## start DATA ENTRIES

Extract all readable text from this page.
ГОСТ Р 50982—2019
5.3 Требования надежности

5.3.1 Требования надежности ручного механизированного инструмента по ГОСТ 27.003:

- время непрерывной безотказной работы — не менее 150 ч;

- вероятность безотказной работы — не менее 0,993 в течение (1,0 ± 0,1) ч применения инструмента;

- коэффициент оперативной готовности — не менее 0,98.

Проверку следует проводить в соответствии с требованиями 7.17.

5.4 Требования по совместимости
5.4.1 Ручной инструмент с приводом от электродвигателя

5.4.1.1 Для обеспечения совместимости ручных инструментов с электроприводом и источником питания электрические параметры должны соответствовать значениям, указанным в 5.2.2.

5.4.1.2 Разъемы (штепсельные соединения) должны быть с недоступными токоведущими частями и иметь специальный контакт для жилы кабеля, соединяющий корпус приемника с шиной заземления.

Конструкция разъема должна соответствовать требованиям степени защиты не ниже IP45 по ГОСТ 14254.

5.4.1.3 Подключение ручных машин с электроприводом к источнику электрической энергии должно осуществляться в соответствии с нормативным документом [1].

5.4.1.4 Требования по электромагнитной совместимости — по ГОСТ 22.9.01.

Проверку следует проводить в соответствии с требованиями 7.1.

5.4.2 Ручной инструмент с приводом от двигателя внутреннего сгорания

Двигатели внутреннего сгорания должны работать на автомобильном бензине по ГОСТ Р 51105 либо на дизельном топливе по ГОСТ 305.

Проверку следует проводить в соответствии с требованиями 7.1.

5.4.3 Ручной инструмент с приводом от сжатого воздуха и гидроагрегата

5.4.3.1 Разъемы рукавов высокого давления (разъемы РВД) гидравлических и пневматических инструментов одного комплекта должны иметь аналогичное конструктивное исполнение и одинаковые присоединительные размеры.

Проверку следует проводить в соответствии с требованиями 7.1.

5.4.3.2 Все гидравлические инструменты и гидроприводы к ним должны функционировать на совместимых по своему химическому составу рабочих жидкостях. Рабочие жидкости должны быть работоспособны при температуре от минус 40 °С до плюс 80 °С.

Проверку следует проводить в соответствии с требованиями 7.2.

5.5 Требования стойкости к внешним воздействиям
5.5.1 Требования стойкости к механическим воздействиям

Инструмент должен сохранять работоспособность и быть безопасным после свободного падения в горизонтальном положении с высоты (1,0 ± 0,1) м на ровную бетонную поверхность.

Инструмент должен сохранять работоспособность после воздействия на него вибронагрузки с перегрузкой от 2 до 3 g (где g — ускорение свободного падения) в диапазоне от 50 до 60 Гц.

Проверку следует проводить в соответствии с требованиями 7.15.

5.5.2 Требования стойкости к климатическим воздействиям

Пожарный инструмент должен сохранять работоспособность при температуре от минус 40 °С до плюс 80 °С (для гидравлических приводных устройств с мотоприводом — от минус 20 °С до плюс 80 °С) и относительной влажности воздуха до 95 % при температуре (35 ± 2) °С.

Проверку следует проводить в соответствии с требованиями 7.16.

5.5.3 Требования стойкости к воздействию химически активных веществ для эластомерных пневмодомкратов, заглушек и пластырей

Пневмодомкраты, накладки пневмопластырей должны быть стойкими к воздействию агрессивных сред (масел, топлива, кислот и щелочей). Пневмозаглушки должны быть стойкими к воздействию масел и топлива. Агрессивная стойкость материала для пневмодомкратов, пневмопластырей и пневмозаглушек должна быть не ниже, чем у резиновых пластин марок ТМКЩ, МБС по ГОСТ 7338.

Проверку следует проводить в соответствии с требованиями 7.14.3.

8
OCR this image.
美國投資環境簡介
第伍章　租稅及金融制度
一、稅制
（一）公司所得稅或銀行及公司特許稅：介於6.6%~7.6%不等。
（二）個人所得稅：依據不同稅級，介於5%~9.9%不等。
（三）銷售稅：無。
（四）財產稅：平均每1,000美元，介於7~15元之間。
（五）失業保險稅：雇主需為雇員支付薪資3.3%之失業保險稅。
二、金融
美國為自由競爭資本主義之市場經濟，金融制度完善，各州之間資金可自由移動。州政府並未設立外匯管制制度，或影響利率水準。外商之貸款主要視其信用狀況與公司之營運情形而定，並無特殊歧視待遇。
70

## end DATA ENTRIES

__INSTRUCTIONS FOR THE TASK__: Only those lines running from the one containing "OCR this image." through the last line of the data above are to be copied, exactly, with both ends included.

__ANSWER FOR THE TASK__:
OCR this image.
美國投資環境簡介
第伍章　租稅及金融制度
一、稅制
（一）公司所得稅或銀行及公司特許稅：介於6.6%~7.6%不等。
（二）個人所得稅：依據不同稅級，介於5%~9.9%不等。
（三）銷售稅：無。
（四）財產稅：平均每1,000美元，介於7~15元之間。
（五）失業保險稅：雇主需為雇員支付薪資3.3%之失業保險稅。
二、金融
美國為自由競爭資本主義之市場經濟，金融制度完善，各州之間資金可自由移動。州政府並未設立外匯管制制度，或影響利率水準。外商之貸款主要視其信用狀況與公司之營運情形而定，並無特殊歧視待遇。
70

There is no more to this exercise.